● Problem requirements
Give only the lines from the one containing "Output the text content of this document." through the end of the material below, exactly as written.

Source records
┄┄┄┄┄┄┄┄┄┄┄┄┄┄┄┄┄┄┄┄

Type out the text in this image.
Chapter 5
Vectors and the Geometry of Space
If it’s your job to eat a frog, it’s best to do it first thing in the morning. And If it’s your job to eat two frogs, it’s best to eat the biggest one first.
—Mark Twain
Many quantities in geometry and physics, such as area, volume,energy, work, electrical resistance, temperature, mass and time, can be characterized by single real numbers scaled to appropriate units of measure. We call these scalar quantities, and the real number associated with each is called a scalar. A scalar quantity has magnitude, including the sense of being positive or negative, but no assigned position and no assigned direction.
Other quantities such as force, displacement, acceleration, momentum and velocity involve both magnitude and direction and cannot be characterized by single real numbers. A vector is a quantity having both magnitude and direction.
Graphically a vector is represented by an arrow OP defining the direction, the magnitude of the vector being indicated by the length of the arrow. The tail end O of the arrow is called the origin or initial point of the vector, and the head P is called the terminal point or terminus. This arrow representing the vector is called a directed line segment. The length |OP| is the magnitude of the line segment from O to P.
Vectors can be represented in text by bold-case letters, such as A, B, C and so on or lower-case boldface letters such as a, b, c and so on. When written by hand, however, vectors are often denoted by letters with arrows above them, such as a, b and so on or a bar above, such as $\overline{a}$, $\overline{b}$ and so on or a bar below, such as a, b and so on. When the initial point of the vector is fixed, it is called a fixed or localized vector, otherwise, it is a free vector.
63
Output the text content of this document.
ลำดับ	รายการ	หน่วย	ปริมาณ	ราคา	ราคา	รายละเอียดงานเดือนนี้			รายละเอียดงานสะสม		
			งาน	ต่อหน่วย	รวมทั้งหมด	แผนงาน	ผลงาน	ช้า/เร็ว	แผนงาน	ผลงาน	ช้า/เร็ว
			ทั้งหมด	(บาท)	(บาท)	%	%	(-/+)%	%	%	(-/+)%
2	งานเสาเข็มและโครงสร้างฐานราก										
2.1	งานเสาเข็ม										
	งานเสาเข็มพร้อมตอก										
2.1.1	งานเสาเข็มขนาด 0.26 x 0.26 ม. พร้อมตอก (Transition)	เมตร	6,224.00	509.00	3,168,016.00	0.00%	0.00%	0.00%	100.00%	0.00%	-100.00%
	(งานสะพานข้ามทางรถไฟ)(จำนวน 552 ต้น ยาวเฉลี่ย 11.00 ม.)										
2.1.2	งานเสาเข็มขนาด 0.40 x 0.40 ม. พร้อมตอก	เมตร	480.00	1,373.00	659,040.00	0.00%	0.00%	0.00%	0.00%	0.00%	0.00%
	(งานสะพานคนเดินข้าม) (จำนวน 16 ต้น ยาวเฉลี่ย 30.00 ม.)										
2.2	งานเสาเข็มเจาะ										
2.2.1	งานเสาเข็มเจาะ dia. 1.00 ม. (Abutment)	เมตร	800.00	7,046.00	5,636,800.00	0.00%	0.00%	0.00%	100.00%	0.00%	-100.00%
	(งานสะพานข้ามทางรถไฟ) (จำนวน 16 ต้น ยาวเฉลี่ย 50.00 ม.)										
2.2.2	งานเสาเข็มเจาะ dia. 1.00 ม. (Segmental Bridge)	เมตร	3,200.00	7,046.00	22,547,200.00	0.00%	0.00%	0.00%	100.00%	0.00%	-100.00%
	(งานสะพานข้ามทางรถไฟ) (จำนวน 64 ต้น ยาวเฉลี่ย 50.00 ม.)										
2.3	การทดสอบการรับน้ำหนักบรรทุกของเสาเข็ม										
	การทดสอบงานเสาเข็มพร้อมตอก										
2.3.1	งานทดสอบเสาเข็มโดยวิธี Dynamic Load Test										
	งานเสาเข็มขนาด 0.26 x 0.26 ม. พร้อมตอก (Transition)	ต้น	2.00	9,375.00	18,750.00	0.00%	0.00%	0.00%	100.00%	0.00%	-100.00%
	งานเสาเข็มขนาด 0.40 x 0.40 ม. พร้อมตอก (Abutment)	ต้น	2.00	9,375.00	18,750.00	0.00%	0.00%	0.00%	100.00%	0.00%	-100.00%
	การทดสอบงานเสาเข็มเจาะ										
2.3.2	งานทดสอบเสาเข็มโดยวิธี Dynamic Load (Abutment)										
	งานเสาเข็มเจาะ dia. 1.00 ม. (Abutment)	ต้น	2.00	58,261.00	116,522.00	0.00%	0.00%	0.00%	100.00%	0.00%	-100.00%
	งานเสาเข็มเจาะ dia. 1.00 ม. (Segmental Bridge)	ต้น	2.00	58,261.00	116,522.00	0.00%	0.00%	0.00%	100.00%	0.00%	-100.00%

┄┄┄┄┄┄┄┄┄┄┄┄┄┄┄┄┄┄┄┄

● The solution
Output the text content of this document.
ลำดับ	รายการ	หน่วย	ปริมาณ	ราคา	ราคา	รายละเอียดงานเดือนนี้			รายละเอียดงานสะสม		
			งาน	ต่อหน่วย	รวมทั้งหมด	แผนงาน	ผลงาน	ช้า/เร็ว	แผนงาน	ผลงาน	ช้า/เร็ว
			ทั้งหมด	(บาท)	(บาท)	%	%	(-/+)%	%	%	(-/+)%
2	งานเสาเข็มและโครงสร้างฐานราก										
2.1	งานเสาเข็ม										
	งานเสาเข็มพร้อมตอก										
2.1.1	งานเสาเข็มขนาด 0.26 x 0.26 ม. พร้อมตอก (Transition)	เมตร	6,224.00	509.00	3,168,016.00	0.00%	0.00%	0.00%	100.00%	0.00%	-100.00%
	(งานสะพานข้ามทางรถไฟ)(จำนวน 552 ต้น ยาวเฉลี่ย 11.00 ม.)										
2.1.2	งานเสาเข็มขนาด 0.40 x 0.40 ม. พร้อมตอก	เมตร	480.00	1,373.00	659,040.00	0.00%	0.00%	0.00%	0.00%	0.00%	0.00%
	(งานสะพานคนเดินข้าม) (จำนวน 16 ต้น ยาวเฉลี่ย 30.00 ม.)										
2.2	งานเสาเข็มเจาะ										
2.2.1	งานเสาเข็มเจาะ dia. 1.00 ม. (Abutment)	เมตร	800.00	7,046.00	5,636,800.00	0.00%	0.00%	0.00%	100.00%	0.00%	-100.00%
	(งานสะพานข้ามทางรถไฟ) (จำนวน 16 ต้น ยาวเฉลี่ย 50.00 ม.)										
2.2.2	งานเสาเข็มเจาะ dia. 1.00 ม. (Segmental Bridge)	เมตร	3,200.00	7,046.00	22,547,200.00	0.00%	0.00%	0.00%	100.00%	0.00%	-100.00%
	(งานสะพานข้ามทางรถไฟ) (จำนวน 64 ต้น ยาวเฉลี่ย 50.00 ม.)										
2.3	การทดสอบการรับน้ำหนักบรรทุกของเสาเข็ม										
	การทดสอบงานเสาเข็มพร้อมตอก										
2.3.1	งานทดสอบเสาเข็มโดยวิธี Dynamic Load Test										
	งานเสาเข็มขนาด 0.26 x 0.26 ม. พร้อมตอก (Transition)	ต้น	2.00	9,375.00	18,750.00	0.00%	0.00%	0.00%	100.00%	0.00%	-100.00%
	งานเสาเข็มขนาด 0.40 x 0.40 ม. พร้อมตอก (Abutment)	ต้น	2.00	9,375.00	18,750.00	0.00%	0.00%	0.00%	100.00%	0.00%	-100.00%
	การทดสอบงานเสาเข็มเจาะ										
2.3.2	งานทดสอบเสาเข็มโดยวิธี Dynamic Load (Abutment)										
	งานเสาเข็มเจาะ dia. 1.00 ม. (Abutment)	ต้น	2.00	58,261.00	116,522.00	0.00%	0.00%	0.00%	100.00%	0.00%	-100.00%
	งานเสาเข็มเจาะ dia. 1.00 ม. (Segmental Bridge)	ต้น	2.00	58,261.00	116,522.00	0.00%	0.00%	0.00%	100.00%	0.00%	-100.00%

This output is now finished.